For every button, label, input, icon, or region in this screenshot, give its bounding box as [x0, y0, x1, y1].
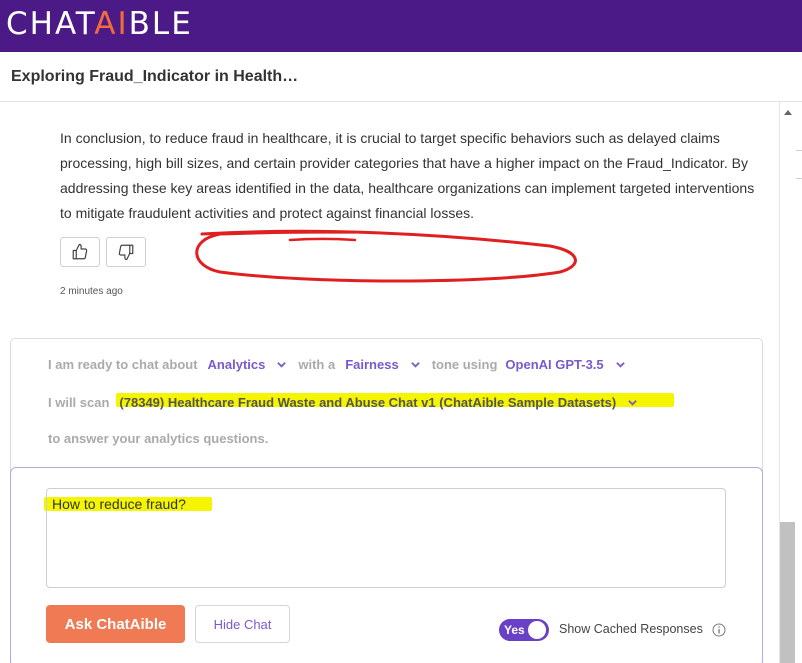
config-suffix-row: to answer your analytics questions. [48, 431, 268, 446]
toggle-label: Yes [504, 623, 525, 637]
feedback-buttons [60, 237, 146, 267]
chevron-down-icon[interactable] [615, 360, 625, 369]
config-suffix-text: to answer your analytics questions. [48, 431, 269, 446]
top-bar: CHATAIBLE [0, 0, 802, 52]
model-select[interactable]: OpenAI GPT-3.5 [505, 357, 603, 372]
thumbs-down-icon [118, 244, 134, 261]
scrollbar[interactable] [779, 102, 802, 663]
chevron-down-icon[interactable] [277, 360, 287, 369]
info-icon[interactable] [712, 623, 726, 637]
scrollbar-thumb[interactable] [780, 522, 795, 663]
red-annotation-scribble [195, 229, 577, 283]
hide-chat-button[interactable]: Hide Chat [195, 605, 290, 643]
config-scan-text: I will scan [48, 395, 110, 410]
conversation-header: Exploring Fraud_Indicator in Health… [0, 52, 802, 102]
conversation-title: Exploring Fraud_Indicator in Health… [11, 68, 299, 85]
scroll-up-arrow-icon[interactable] [784, 110, 792, 115]
dataset-select[interactable]: (78349) Healthcare Fraud Waste and Abuse… [119, 395, 616, 410]
chevron-down-icon[interactable] [628, 398, 637, 407]
question-input[interactable] [46, 488, 726, 588]
thumbs-up-icon [72, 243, 88, 260]
cached-responses-toggle[interactable]: Yes [499, 619, 549, 641]
assistant-message: In conclusion, to reduce fraud in health… [60, 130, 755, 221]
tone-select[interactable]: Fairness [345, 357, 398, 372]
logo-text: CHATAIBLE [6, 6, 193, 42]
divider [796, 150, 802, 151]
message-timestamp: 2 minutes ago [60, 286, 123, 297]
chevron-down-icon[interactable] [410, 360, 420, 369]
config-tone-suffix: tone using [431, 357, 498, 372]
divider [796, 178, 802, 179]
thumbs-up-button[interactable] [60, 237, 100, 267]
config-mid-text: with a [298, 357, 336, 372]
config-dataset-row: I will scan (78349) Healthcare Fraud Was… [48, 395, 649, 410]
chataible-logo[interactable]: CHATAIBLE [6, 7, 193, 41]
ask-chataible-button[interactable]: Ask ChatAible [46, 605, 185, 643]
topic-select[interactable]: Analytics [208, 357, 266, 372]
toggle-knob [528, 621, 546, 639]
config-topic-row: I am ready to chat about Analytics with … [48, 357, 637, 372]
config-prefix-text: I am ready to chat about [48, 357, 198, 372]
thumbs-down-button[interactable] [106, 237, 146, 267]
cached-responses-label: Show Cached Responses [559, 622, 703, 636]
******
• [TO DO]: Rewrite everything from the line containing "config-suffix-row: to answer" down through the line containing "chevron-down-icon[interactable] [615, 360, 625, 369]", replacing "Yes" with "No" and leaving the rest unchanged.

• [RESULT]:
config-suffix-row: to answer your analytics questions. [48, 431, 268, 446]
toggle-label: No [504, 623, 525, 637]
feedback-buttons [60, 237, 146, 267]
chevron-down-icon[interactable] [615, 360, 625, 369]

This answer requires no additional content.